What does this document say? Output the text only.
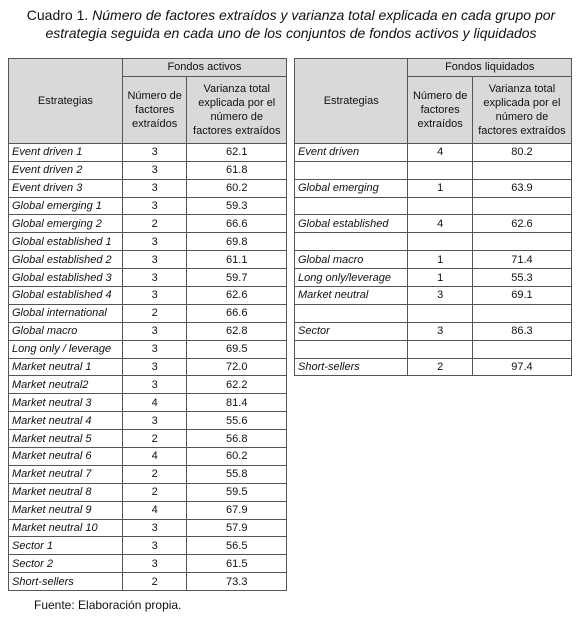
Cuadro 1. Número de factores extraídos y varianza total explicada en cada grupo por estrategia seguida en cada uno de los conjuntos de fondos activos y liquidados
Estrategias	Fondos activos	
	Número de factores extraídos	Varianza total explicada por el número de factores extraídos
Event driven 1	3	62.1
Event driven 2	3	61.8
Event driven 3	3	60.2
Global emerging 1	3	59.3
Global emerging 2	2	66.6
Global established 1	3	69.8
Global established 2	3	61.1
Global established 3	3	59.7
Global established 4	3	62.6
Global international	2	66.6
Global macro	3	62.8
Long only / leverage	3	69.5
Market neutral 1	3	72.0
Market neutral2	3	62.2
Market neutral 3	4	81.4
Market neutral 4	3	55.6
Market neutral 5	2	56.8
Market neutral 6	4	60.2
Market neutral 7	2	55.8
Market neutral 8	2	59.5
Market neutral 9	4	67.9
Market neutral 10	3	57.9
Sector 1	3	56.5
Sector 2	3	61.5
Short-sellers	2	73.3
Estrategias	Fondos liquidados	
	Número de factores extraídos	Varianza total explicada por el número de factores extraídos
Event driven	4	80.2

Global emerging	1	63.9

Global established	4	62.6

Global macro	1	71.4
Long only/leverage	1	55.3
Market neutral	3	69.1

Sector	3	86.3

Short-sellers	2	97.4
Fuente: Elaboración propia.
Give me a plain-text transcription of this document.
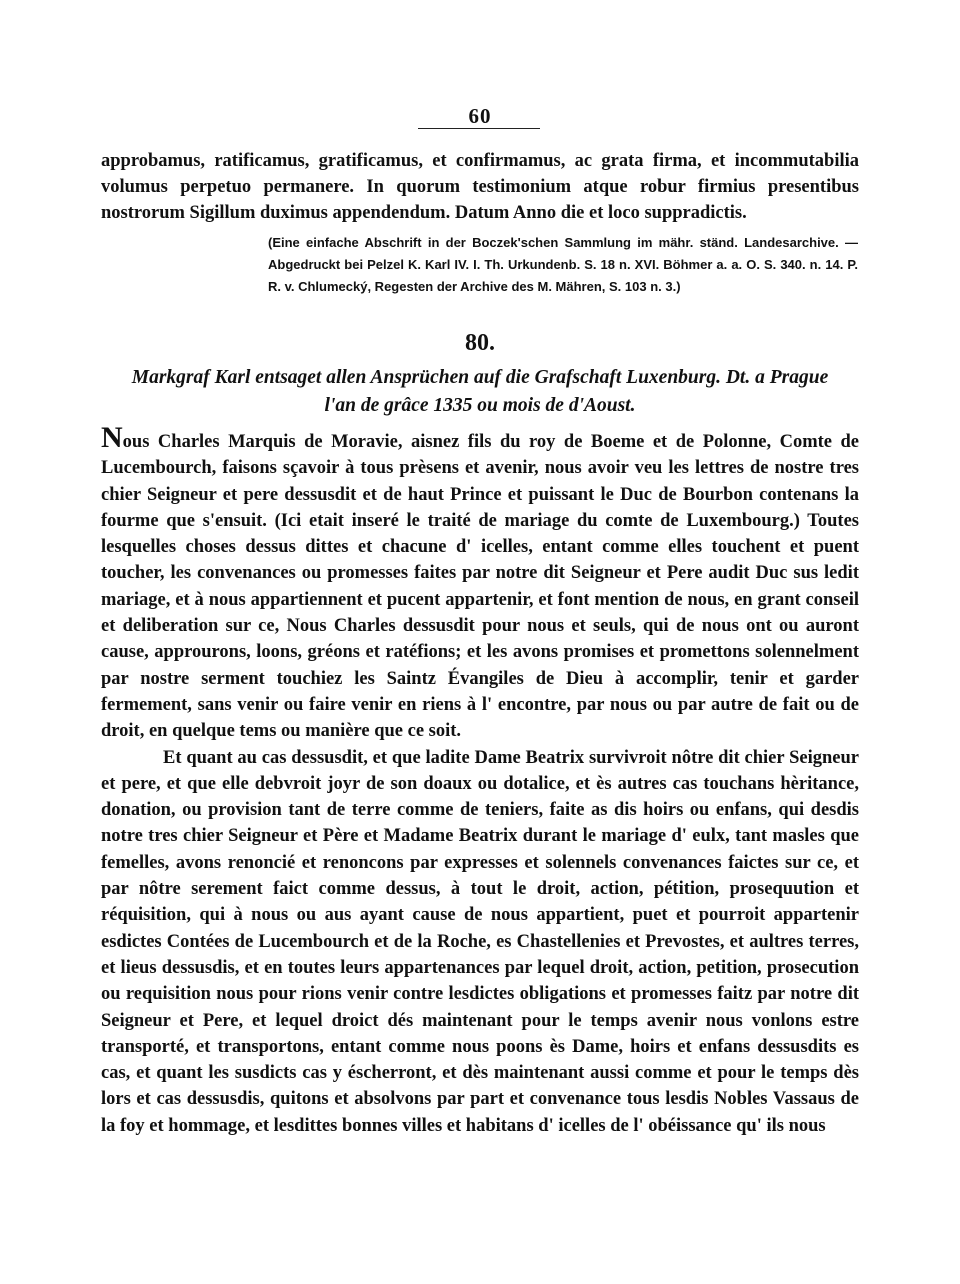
60
approbamus, ratificamus, gratificamus, et confirmamus, ac grata firma, et incommutabilia volumus perpetuo permanere. In quorum testimonium atque robur firmius presentibus nostrorum Sigillum duximus appendendum. Datum Anno die et loco suppradictis.
(Eine einfache Abschrift in der Boczek'schen Sammlung im mähr. ständ. Landesarchive. — Abgedruckt bei Pelzel K. Karl IV. I. Th. Urkundenb. S. 18 n. XVI. Böhmer a. a. O. S. 340. n. 14. P. R. v. Chlumecký, Regesten der Archive des M. Mähren, S. 103 n. 3.)
80.
Markgraf Karl entsaget allen Ansprüchen auf die Grafschaft Luxenburg. Dt. a Prague
l'an de grâce 1335 ou mois de d'Aoust.

Nous Charles Marquis de Moravie, aisnez fils du roy de Boeme et de Polonne, Comte de Lucembourch, faisons sçavoir à tous prèsens et avenir, nous avoir veu les lettres de nostre tres chier Seigneur et pere dessusdit et de haut Prince et puissant le Duc de Bourbon contenans la fourme que s'ensuit. (Ici etait inseré le traité de mariage du comte de Luxembourg.) Toutes lesquelles choses dessus dittes et chacune d' icelles, entant comme elles touchent et puent toucher, les convenances ou promesses faites par notre dit Seigneur et Pere audit Duc sus ledit mariage, et à nous appartiennent et pucent appartenir, et font mention de nous, en grant conseil et deliberation sur ce, Nous Charles dessusdit pour nous et seuls, qui de nous ont ou auront cause, approurons, loons, gréons et ratéfions; et les avons promises et promettons solennelment par nostre serment touchiez les Saintz Évangiles de Dieu à accomplir, tenir et garder fermement, sans venir ou faire venir en riens à l' encontre, par nous ou par autre de fait ou de droit, en quelque tems ou manière que ce soit.

Et quant au cas dessusdit, et que ladite Dame Beatrix survivroit nôtre dit chier Seigneur et pere, et que elle debvroit joyr de son doaux ou dotalice, et ès autres cas touchans hèritance, donation, ou provision tant de terre comme de teniers, faite as dis hoirs ou enfans, qui desdis notre tres chier Seigneur et Père et Madame Beatrix durant le mariage d' eulx, tant masles que femelles, avons renoncié et renoncons par expresses et solennels convenances faictes sur ce, et par nôtre serement faict comme dessus, à tout le droit, action, pétition, prosequution et réquisition, qui à nous ou aus ayant cause de nous appartient, puet et pourroit appartenir esdictes Contées de Lucembourch et de la Roche, es Chastellenies et Prevostes, et aultres terres, et lieus dessusdis, et en toutes leurs appartenances par lequel droit, action, petition, prosecution ou requisition nous pour rions venir contre lesdictes obligations et promesses faitz par notre dit Seigneur et Pere, et lequel droict dés maintenant pour le temps avenir nous vonlons estre transporté, et transportons, entant comme nous poons ès Dame, hoirs et enfans dessusdits es cas, et quant les susdicts cas y éscherront, et dès maintenant aussi comme et pour le temps dès lors et cas dessusdis, quitons et absolvons par part et convenance tous lesdis Nobles Vassaus de la foy et hommage, et lesdittes bonnes villes et habitans d' icelles de l' obéissance qu' ils nous
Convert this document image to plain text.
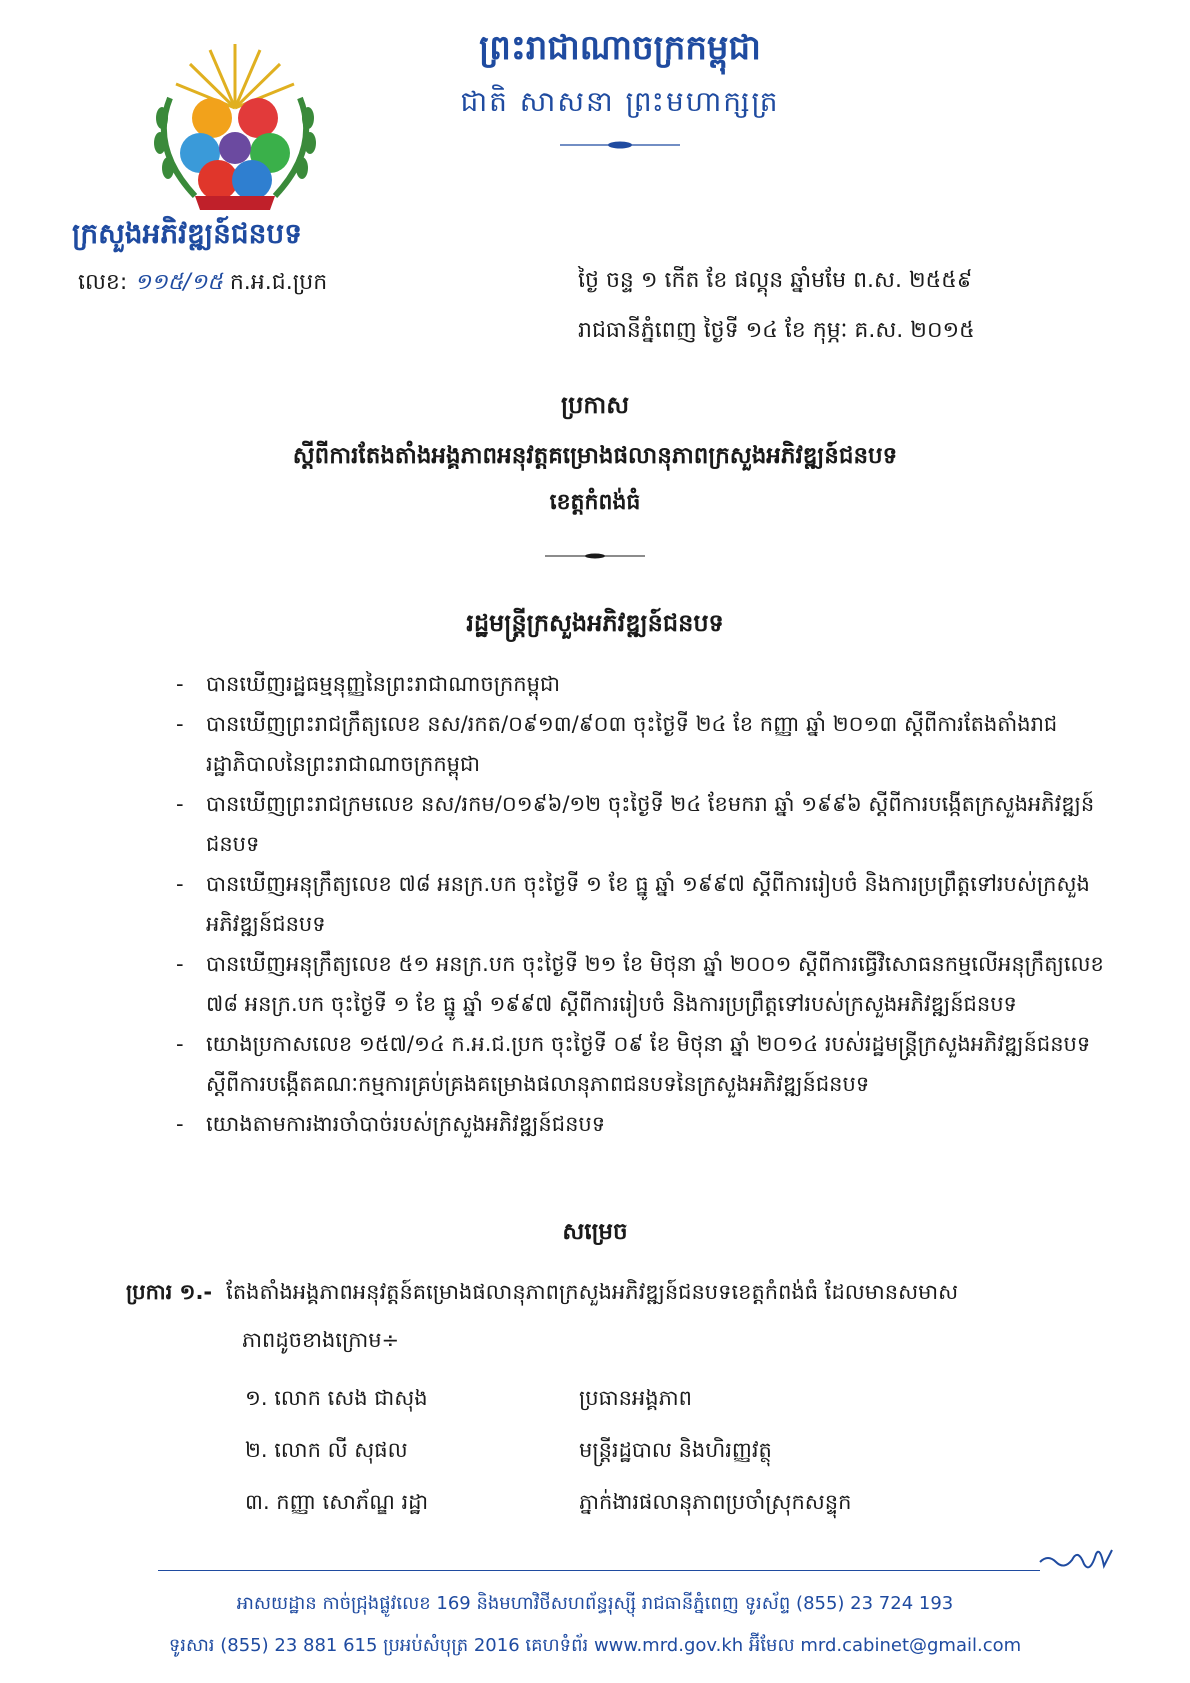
ព្រះរាជាណាចក្រកម្ពុជា
ជាតិ សាសនា ព្រះមហាក្សត្រ
ក្រសួងអភិវឌ្ឍន៍ជនបទ
លេខ: ១១៥/១៥ ក.អ.ជ.ប្រក	ថ្ងៃ ចន្ទ ១ កើត ខែ ផល្គុន ឆ្នាំមមែ ព.ស. ២៥៥៩
រាជធានីភ្នំពេញ ថ្ងៃទី ១៤ ខែ កុម្ភៈ គ.ស. ២០១៥
ប្រកាស
ស្តីពីការតែងតាំងអង្គភាពអនុវត្តគម្រោងផលានុភាពក្រសួងអភិវឌ្ឍន៍ជនបទ
ខេត្តកំពង់ធំ
រដ្ឋមន្ត្រីក្រសួងអភិវឌ្ឍន៍ជនបទ
- បានឃើញរដ្ឋធម្មនុញ្ញនៃព្រះរាជាណាចក្រកម្ពុជា
- បានឃើញព្រះរាជក្រឹត្យលេខ នស/រកត/០៩១៣/៩០៣ ចុះថ្ងៃទី ២៤ ខែ កញ្ញា ឆ្នាំ ២០១៣ ស្តីពីការតែងតាំងរាជរដ្ឋាភិបាលនៃព្រះរាជាណាចក្រកម្ពុជា
- បានឃើញព្រះរាជក្រមលេខ នស/រកម/០១៩៦/១២ ចុះថ្ងៃទី ២៤ ខែមករា ឆ្នាំ ១៩៩៦ ស្តីពីការបង្កើតក្រសួងអភិវឌ្ឍន៍ជនបទ
- បានឃើញអនុក្រឹត្យលេខ ៧៨ អនក្រ.បក ចុះថ្ងៃទី ១ ខែ ធ្នូ ឆ្នាំ ១៩៩៧ ស្តីពីការរៀបចំ និងការប្រព្រឹត្តទៅរបស់ក្រសួងអភិវឌ្ឍន៍ជនបទ
- បានឃើញអនុក្រឹត្យលេខ ៥១ អនក្រ.បក ចុះថ្ងៃទី ២១ ខែ មិថុនា ឆ្នាំ ២០០១ ស្តីពីការធ្វើវិសោធនកម្មលើអនុក្រឹត្យលេខ ៧៨ អនក្រ.បក ចុះថ្ងៃទី ១ ខែ ធ្នូ ឆ្នាំ ១៩៩៧ ស្តីពីការរៀបចំ និងការប្រព្រឹត្តទៅរបស់ក្រសួងអភិវឌ្ឍន៍ជនបទ
- យោងប្រកាសលេខ ១៥៧/១៤ ក.អ.ជ.ប្រក ចុះថ្ងៃទី ០៩ ខែ មិថុនា ឆ្នាំ ២០១៤ របស់រដ្ឋមន្ត្រីក្រសួងអភិវឌ្ឍន៍ជនបទស្តីពីការបង្កើតគណៈកម្មការគ្រប់គ្រងគម្រោងផលានុភាពជនបទនៃក្រសួងអភិវឌ្ឍន៍ជនបទ
- យោងតាមការងារចាំបាច់របស់ក្រសួងអភិវឌ្ឍន៍ជនបទ
សម្រេច
ប្រការ ១.- តែងតាំងអង្គភាពអនុវត្តន៍គម្រោងផលានុភាពក្រសួងអភិវឌ្ឍន៍ជនបទខេត្តកំពង់ធំ ដែលមានសមាស
ភាពដូចខាងក្រោម÷
១. លោក សេង ជាសុង	ប្រធានអង្គភាព
២. លោក លី សុផល	មន្ត្រីរដ្ឋបាល និងហិរញ្ញវត្ថុ
៣. កញ្ញា សោភ័ណ្ឌ រដ្ឋា	ភ្នាក់ងារផលានុភាពប្រចាំស្រុកសន្ទុក
អាសយដ្ឋាន កាច់ជ្រុងផ្លូវលេខ 169 និងមហាវិថីសហព័ន្ធរុស្ស៊ី រាជធានីភ្នំពេញ ទូរស័ព្ទ (855) 23 724 193
ទូរសារ (855) 23 881 615 ប្រអប់សំបុត្រ 2016 គេហទំព័រ www.mrd.gov.kh អ៊ីមែល mrd.cabinet@gmail.com
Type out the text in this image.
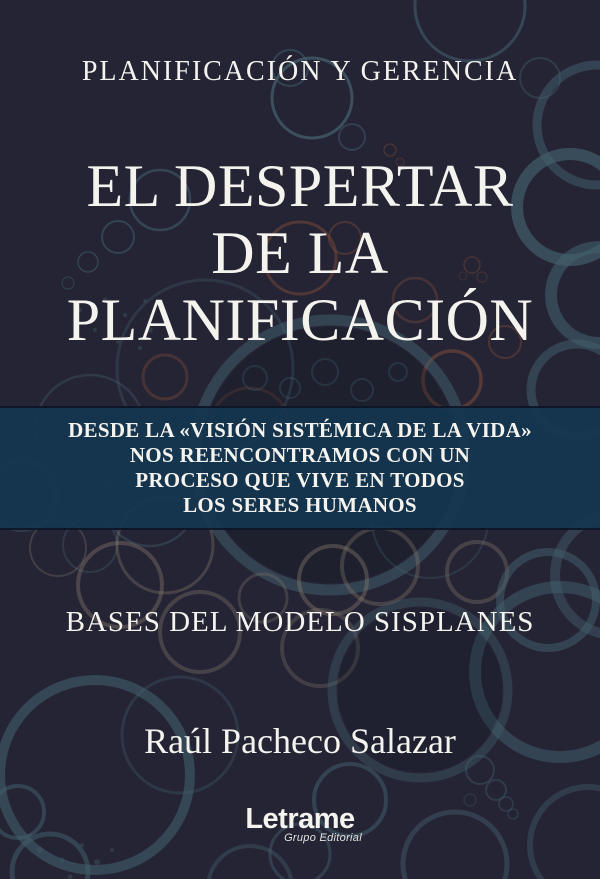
PLANIFICACIÓN Y GERENCIA
EL DESPERTAR
DE LA
PLANIFICACIÓN
DESDE LA «VISIÓN SISTÉMICA DE LA VIDA»
NOS REENCONTRAMOS CON UN
PROCESO QUE VIVE EN TODOS
LOS SERES HUMANOS
BASES DEL MODELO SISPLANES
Raúl Pacheco Salazar
Letrame
Grupo Editorial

**What is needed:** Read the lines above. Gather those in which the string "Short" is found.

**Exercise output:**
Short-sellers	2	73.3
Short-sellers	2	97.4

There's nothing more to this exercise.